═════ Data shown

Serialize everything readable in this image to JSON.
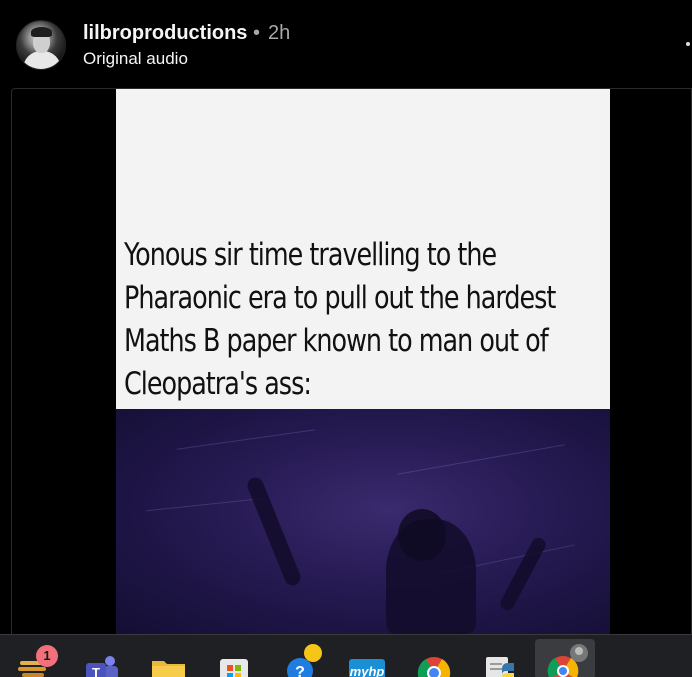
{
  "post": {
    "username": "lilbroproductions",
    "separator": "•",
    "time": "2h",
    "audio": "Original audio"
  },
  "video": {
    "caption_lines": [
      "Yonous sir time travelling to the",
      "Pharaonic era to pull out the hardest",
      "Maths B paper known to man out of",
      "Cleopatra's ass:"
    ]
  },
  "taskbar": {
    "notification_count": "1",
    "apps": [
      {
        "name": "widgets-icon"
      },
      {
        "name": "teams-icon"
      },
      {
        "name": "file-explorer-icon"
      },
      {
        "name": "microsoft-store-icon"
      },
      {
        "name": "help-icon"
      },
      {
        "name": "myhp-icon",
        "label": "myhp"
      },
      {
        "name": "chrome-icon"
      },
      {
        "name": "python-icon"
      },
      {
        "name": "chrome-profile-icon"
      }
    ]
  },
  "colors": {
    "background": "#000000",
    "muted_text": "#a8a8a8",
    "caption_bg": "#f3f3f3",
    "scene_purple": "#2a1d58",
    "taskbar_bg": "#1f2023",
    "badge": "#f1707b"
  }
}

══════════

## What to produce
Copy the material above in full and exactly, skipping pictures.

## Solution to the exercise
Serialize everything readable in this image to JSON.
{
  "post": {
    "username": "lilbroproductions",
    "separator": "•",
    "time": "2h",
    "audio": "Original audio"
  },
  "video": {
    "caption_lines": [
      "Yonous sir time travelling to the",
      "Pharaonic era to pull out the hardest",
      "Maths B paper known to man out of",
      "Cleopatra's ass:"
    ]
  },
  "taskbar": {
    "notification_count": "1",
    "apps": [
      {
        "name": "widgets-icon"
      },
      {
        "name": "teams-icon"
      },
      {
        "name": "file-explorer-icon"
      },
      {
        "name": "microsoft-store-icon"
      },
      {
        "name": "help-icon"
      },
      {
        "name": "myhp-icon",
        "label": "myhp"
      },
      {
        "name": "chrome-icon"
      },
      {
        "name": "python-icon"
      },
      {
        "name": "chrome-profile-icon"
      }
    ]
  },
  "colors": {
    "background": "#000000",
    "muted_text": "#a8a8a8",
    "caption_bg": "#f3f3f3",
    "scene_purple": "#2a1d58",
    "taskbar_bg": "#1f2023",
    "badge": "#f1707b"
  }
}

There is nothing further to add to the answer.